When fourth year International Affairs and Economics major Rob Gulick contacted TechnoServe for an international co-op experience, he was hard pressed to find opportunities for undergraduates at the lucrative social enterprise based in Washington D.C. However, when TechnoServe’s country director in Guatemala responded with an invitation, Rob jumped at the opportunity.

TechnoServe is an international social enterprise with the mission of empowering entrepreneurs in developing countries by assisting in small business development, primarily across the agriculture, agribusiness, tourism, and alternative energy sectors. It is a highly impactful organization with global reach, operating in over twenty countries. Rob first learned about TechnoServe as a student in Professor Shaughnessy’s social entrepreneurship course. The organization routinely recruits management consultants from the business sector to work for its volunteer consulting program. Prior to his co-op at TechnoServe, Rob’s co-op experience came from the private sector as he interned at Aperian Global, a consulting firm which specializes in international talent development.

Currently based in Guatemala City, Rob balances his time both in the office and in the field in order to have a comprehensive view of each program to better assist the organization in the coming weeks.  Rob is being exposed to different aspects of TechnoServe’s work, from monitoring the utilization of fertilizer on a pea farm in Cunén to finding a more reliable electricity source for a coffee plantation in Pochuta.

The conditions of the communities in which he works have made a strong impact on him. “Guatemala City is home to the largest, most toxic and dangerous landfill in all of Central America. The thousands of families that live in and around the dump have become known as guajeros. They are living in extreme poverty making a living off collecting food and items from the dump. It is truly heart wrenching,” says Rob.

Fortunately, TechnoServe is working to improve the livelihood of the guajeros in the landfill through a partnership with Eco-Creativas, a small business in which local women collect, wash, and sort plastic bags from the dump and turn them into items such as purses, wallets, and hotplates that can be sold in the city. Rob’s role in this project consists of working with the program manager of Eco-Creativas to locate a long-term, sustainable buyer for Eco-Creativas’s inventory.

Rob’s daily responsibilities will shift in February with the arrival of a researcher from the University of Colorado at Boulder who seeks to find the optimal combination of different waste materials to use in bio fuel briquettes. “I will be supplementing his research by determining the successful briquette’s feasibility, cost, length of burn, and anything else that TechnoServe will need to know in order to implement them into a program.” Rob also plans to volunteer at a local orphanage called “La Luz de Maria” during his free time.  

Rob’s interest in sustainable development began in high school during a trip to a UNICEF site in Swaziland with Rotary International. This past summer, Rob returned from the Social Enterprise Institute’s South Africa Field Study Program where he worked as a consultant to help build a local entrepreneur’s business. Rob created his own cooperative education experience and was awarded funding through the University’s Global Scholar program and the Social Enterprise Institute’s SE Co-op Award.

Although Gulick’s co-op with TechnoServe is his first in-depth exposure to Latin America, Rob believes that he has found a common denominator amongst all people considered the bottom billion from his travels to Swaziland and South Africa. “People living in poverty, especially extreme poverty, are the most resilient, determined, and inspiring people you will ever encounter anywhere in the world,” says Rob.

• [TASKS TO CARRY OUT]
[a] In the article about Rob Gulick's co-op, turn the paragraph that begins "Fortunately, TechnoServe is working" into a short bulleted list that keeps its main facts.
[b] Answer these questions using the article about Rob Gulick's co-op:
(i) In how many countries does TechnoServe operate?
(ii) Where is the pea farm where fertilizer use is monitored?
(iii) What is the name of the orphanage where Rob plans to volunteer?
The entries that come after the article about Rob Gulick's co-op have nothing to do with it.

[Document layout detection data]
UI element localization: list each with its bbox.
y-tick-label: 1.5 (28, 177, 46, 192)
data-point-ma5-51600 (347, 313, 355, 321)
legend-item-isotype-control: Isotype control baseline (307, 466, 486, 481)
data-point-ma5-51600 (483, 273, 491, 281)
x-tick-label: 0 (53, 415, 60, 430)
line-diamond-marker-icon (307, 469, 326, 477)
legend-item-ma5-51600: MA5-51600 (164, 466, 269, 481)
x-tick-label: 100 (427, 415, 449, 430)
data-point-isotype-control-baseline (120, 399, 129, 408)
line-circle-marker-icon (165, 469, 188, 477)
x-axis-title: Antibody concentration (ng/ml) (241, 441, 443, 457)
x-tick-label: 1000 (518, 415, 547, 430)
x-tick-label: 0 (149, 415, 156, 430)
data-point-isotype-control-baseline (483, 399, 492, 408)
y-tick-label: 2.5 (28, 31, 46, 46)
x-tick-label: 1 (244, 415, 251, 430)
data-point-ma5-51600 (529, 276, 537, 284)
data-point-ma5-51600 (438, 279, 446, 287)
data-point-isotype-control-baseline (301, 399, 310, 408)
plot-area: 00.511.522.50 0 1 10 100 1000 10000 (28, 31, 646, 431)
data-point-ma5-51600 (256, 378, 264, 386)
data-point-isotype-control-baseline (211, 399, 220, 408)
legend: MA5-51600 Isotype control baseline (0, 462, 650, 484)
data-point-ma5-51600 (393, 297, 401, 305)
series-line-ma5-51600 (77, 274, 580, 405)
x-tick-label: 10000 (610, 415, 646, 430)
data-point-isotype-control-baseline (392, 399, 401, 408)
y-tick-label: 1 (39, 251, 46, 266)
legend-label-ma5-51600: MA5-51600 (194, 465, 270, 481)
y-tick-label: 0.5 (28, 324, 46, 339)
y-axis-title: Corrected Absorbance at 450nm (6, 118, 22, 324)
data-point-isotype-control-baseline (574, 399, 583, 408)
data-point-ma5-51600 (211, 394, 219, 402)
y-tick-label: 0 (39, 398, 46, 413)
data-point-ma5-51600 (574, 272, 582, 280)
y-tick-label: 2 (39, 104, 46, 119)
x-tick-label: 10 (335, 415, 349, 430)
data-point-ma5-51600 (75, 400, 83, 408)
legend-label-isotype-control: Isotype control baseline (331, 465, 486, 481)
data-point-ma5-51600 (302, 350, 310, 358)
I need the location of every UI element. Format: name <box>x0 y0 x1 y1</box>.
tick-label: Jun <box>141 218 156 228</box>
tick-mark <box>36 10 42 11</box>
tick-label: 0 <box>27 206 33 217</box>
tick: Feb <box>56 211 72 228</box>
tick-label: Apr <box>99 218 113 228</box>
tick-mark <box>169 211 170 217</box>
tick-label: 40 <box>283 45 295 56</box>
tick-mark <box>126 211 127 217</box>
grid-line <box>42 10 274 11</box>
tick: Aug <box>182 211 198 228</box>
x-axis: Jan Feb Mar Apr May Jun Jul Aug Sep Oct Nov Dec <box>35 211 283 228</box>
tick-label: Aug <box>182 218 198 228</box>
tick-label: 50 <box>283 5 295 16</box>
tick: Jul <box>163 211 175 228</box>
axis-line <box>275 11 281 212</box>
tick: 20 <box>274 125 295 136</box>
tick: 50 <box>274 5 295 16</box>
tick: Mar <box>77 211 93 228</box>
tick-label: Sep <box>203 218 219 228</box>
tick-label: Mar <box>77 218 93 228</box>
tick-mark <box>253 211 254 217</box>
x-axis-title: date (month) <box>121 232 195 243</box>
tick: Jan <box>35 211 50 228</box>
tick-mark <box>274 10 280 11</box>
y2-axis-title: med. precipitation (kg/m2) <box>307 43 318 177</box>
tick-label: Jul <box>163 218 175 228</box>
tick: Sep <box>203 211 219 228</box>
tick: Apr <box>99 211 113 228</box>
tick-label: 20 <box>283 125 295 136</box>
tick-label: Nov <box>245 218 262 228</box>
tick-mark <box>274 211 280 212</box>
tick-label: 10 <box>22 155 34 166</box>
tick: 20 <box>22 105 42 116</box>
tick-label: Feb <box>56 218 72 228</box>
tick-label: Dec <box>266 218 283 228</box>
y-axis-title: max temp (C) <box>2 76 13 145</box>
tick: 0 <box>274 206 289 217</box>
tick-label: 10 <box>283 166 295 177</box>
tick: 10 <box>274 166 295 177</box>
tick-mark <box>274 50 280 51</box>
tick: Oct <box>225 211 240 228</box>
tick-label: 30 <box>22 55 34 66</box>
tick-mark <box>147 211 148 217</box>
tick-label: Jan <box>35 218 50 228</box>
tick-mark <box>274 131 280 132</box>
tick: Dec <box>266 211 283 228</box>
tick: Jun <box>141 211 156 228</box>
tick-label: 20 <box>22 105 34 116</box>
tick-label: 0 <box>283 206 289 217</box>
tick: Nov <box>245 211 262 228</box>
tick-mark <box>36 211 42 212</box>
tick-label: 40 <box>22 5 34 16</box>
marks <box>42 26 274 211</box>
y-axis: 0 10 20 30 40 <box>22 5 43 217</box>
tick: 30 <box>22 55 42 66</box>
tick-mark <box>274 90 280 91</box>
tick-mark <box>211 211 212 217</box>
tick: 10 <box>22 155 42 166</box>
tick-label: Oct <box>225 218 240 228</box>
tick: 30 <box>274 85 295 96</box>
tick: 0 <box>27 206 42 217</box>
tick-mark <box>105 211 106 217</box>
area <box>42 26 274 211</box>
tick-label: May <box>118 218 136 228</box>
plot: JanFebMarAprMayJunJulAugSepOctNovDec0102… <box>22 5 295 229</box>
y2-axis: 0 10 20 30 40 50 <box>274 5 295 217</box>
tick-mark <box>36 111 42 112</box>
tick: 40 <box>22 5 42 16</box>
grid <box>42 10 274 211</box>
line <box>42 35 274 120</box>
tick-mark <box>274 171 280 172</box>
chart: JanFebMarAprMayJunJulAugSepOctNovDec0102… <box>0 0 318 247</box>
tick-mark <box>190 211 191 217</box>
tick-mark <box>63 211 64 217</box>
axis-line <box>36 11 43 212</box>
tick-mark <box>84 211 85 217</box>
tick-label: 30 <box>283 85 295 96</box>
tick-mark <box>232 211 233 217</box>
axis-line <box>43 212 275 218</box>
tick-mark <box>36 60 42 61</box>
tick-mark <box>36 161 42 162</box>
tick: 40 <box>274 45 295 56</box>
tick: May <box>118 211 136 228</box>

• [SOLUTIONS TO THE PROBLEMS]
[a]
- TechnoServe is working to improve the lives of the guajeros in the landfill through a partnership with Eco-Creativas.
- Eco-Creativas is a small business where local women collect, wash, and sort plastic bags from the dump.
- The bags are made into purses, wallets, and hotplates that can be sold in the city.
- Rob works with Eco-Creativas's program manager to find a long-term, sustainable buyer for its inventory.

[b]
(i) Over twenty.
(ii) Cunén.
(iii) La Luz de Maria.